EXERCISE OBJECTIVE - Track down the lines that contain "Write" and copy them.

A block of data -
________

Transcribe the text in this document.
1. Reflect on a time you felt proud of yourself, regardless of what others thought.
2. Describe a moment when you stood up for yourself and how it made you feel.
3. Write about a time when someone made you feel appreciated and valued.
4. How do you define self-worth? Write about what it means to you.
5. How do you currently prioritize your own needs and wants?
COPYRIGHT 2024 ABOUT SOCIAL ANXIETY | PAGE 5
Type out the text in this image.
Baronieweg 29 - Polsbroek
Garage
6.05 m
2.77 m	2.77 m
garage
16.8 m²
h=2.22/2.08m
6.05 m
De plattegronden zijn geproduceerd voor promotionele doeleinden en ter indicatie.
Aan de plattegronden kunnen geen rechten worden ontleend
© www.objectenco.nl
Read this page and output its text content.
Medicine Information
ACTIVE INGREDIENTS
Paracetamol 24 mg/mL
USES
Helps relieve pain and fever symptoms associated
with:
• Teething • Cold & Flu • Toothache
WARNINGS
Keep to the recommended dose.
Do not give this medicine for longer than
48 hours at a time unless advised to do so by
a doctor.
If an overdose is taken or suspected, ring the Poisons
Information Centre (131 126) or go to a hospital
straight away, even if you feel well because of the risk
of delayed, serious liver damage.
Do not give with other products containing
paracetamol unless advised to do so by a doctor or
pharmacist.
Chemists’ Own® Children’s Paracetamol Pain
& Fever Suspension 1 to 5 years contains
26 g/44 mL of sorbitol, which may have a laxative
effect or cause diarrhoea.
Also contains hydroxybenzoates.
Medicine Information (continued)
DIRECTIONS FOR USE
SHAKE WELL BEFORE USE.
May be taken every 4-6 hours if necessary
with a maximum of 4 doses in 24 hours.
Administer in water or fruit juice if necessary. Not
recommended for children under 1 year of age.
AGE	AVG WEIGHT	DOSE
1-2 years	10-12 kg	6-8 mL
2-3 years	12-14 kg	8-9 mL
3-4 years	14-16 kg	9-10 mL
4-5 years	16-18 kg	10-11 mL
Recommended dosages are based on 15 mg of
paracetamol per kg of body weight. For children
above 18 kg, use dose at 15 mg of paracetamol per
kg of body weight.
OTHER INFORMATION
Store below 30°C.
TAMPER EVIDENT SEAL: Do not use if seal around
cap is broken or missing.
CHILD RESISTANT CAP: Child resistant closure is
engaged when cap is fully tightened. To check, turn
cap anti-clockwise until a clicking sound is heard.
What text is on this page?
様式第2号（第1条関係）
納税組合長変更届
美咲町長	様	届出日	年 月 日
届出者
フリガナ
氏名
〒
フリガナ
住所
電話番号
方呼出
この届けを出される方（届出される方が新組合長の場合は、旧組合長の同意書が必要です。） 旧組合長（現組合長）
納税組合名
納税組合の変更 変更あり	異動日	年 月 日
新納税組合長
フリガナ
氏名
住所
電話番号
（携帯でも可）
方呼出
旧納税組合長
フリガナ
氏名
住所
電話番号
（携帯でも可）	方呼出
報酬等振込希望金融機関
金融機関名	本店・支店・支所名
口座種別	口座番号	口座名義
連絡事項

________

TASK SOLUTION -
3. Write about a time when someone made you feel appreciated and valued.
4. How do you define self-worth? Write about what it means to you.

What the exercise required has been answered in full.